* ITEMS *

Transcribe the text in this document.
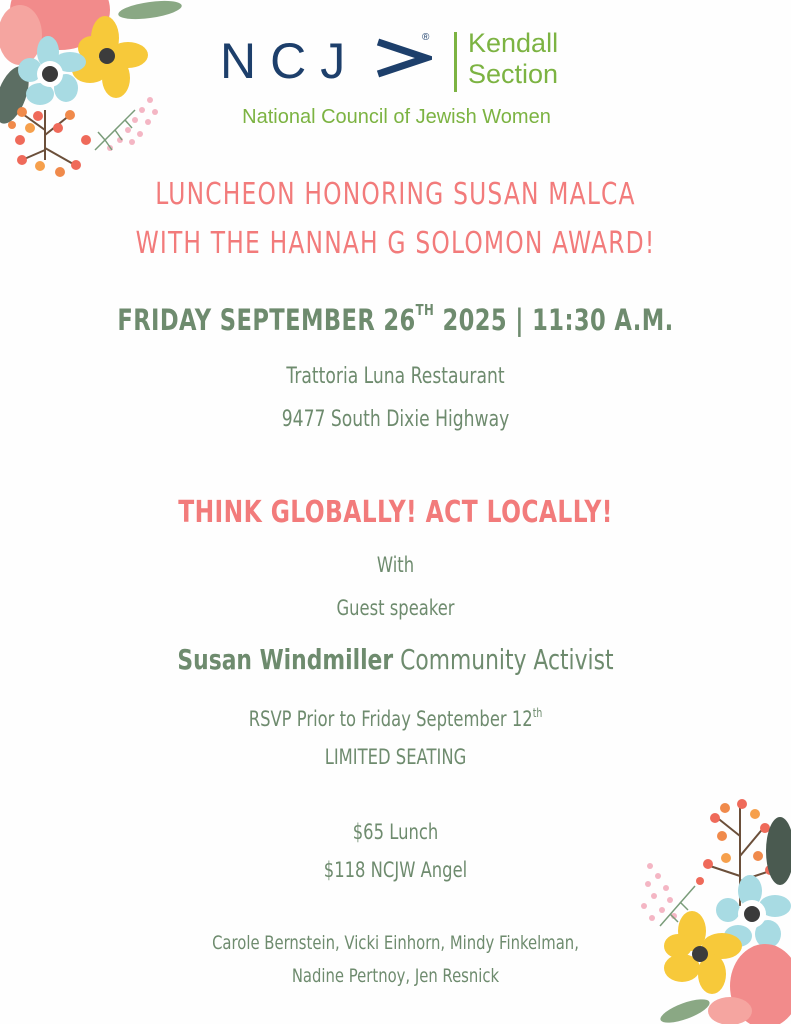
NCJ	® Kendall
Section
National Council of Jewish Women
LUNCHEON HONORING SUSAN MALCA
WITH THE HANNAH G SOLOMON AWARD!
FRIDAY SEPTEMBER 26TH 2025 | 11:30 A.M.
Trattoria Luna Restaurant
9477 South Dixie Highway
THINK GLOBALLY! ACT LOCALLY!
With
Guest speaker
Susan Windmiller Community Activist
RSVP Prior to Friday September 12th
LIMITED SEATING
$65 Lunch
$118 NCJW Angel
Carole Bernstein, Vicki Einhorn, Mindy Finkelman,
Nadine Pertnoy, Jen Resnick
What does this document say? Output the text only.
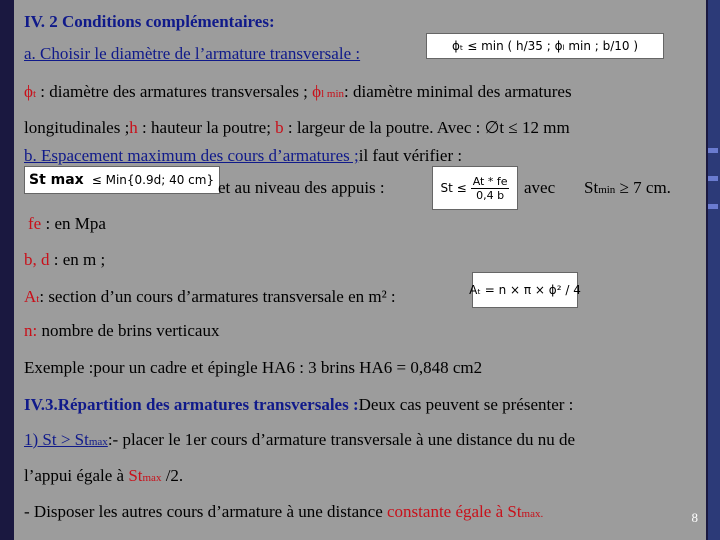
IV. 2 Conditions complémentaires:
a. Choisir le diamètre de l’armature transversale :	ϕₜ ≤ min ( h/35 ; ϕₗ min ; b/10 )
ϕt : diamètre des armatures transversales ; ϕl min: diamètre minimal des armatures
longitudinales ;h : hauteur la poutre; b : largeur de la poutre. Avec : ∅t ≤ 12 mm
b. Espacement maximum des cours d’armatures ;il faut vérifier :
St max ≤ Min{0.9d; 40 cm} et au niveau des appuis :	$St \le \frac{At * fe}{0,4 b}$ avec Stmin ≥ 7 cm.
fe : en Mpa
b, d : en m ;
At: section d’un cours d’armatures transversale en m² :	Aₜ = n × π × ϕ² / 4
n: nombre de brins verticaux
Exemple :pour un cadre et épingle HA6 : 3 brins HA6 = 0,848 cm2
IV.3.Répartition des armatures transversales :Deux cas peuvent se présenter :
1) St > Stmax:- placer le 1er cours d’armature transversale à une distance du nu de
l’appui égale à Stmax /2.
- Disposer les autres cours d’armature à une distance constante égale à Stmax.	8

* WRITTEN REQUEST *
Retype exactly the lines from the one containing "What does this" through the last line of the records above, both included, and leave out any pictures.

* FINISHED TASK *
What does this document say? Output the text only.
IV. 2 Conditions complémentaires:
a. Choisir le diamètre de l’armature transversale :	ϕₜ ≤ min ( h/35 ; ϕₗ min ; b/10 )
ϕt : diamètre des armatures transversales ; ϕl min: diamètre minimal des armatures
longitudinales ;h : hauteur la poutre; b : largeur de la poutre. Avec : ∅t ≤ 12 mm
b. Espacement maximum des cours d’armatures ;il faut vérifier :
St max ≤ Min{0.9d; 40 cm} et au niveau des appuis :	$St \le \frac{At * fe}{0,4 b}$ avec Stmin ≥ 7 cm.
fe : en Mpa
b, d : en m ;
At: section d’un cours d’armatures transversale en m² :	Aₜ = n × π × ϕ² / 4
n: nombre de brins verticaux
Exemple :pour un cadre et épingle HA6 : 3 brins HA6 = 0,848 cm2
IV.3.Répartition des armatures transversales :Deux cas peuvent se présenter :
1) St > Stmax:- placer le 1er cours d’armature transversale à une distance du nu de
l’appui égale à Stmax /2.
- Disposer les autres cours d’armature à une distance constante égale à Stmax.	8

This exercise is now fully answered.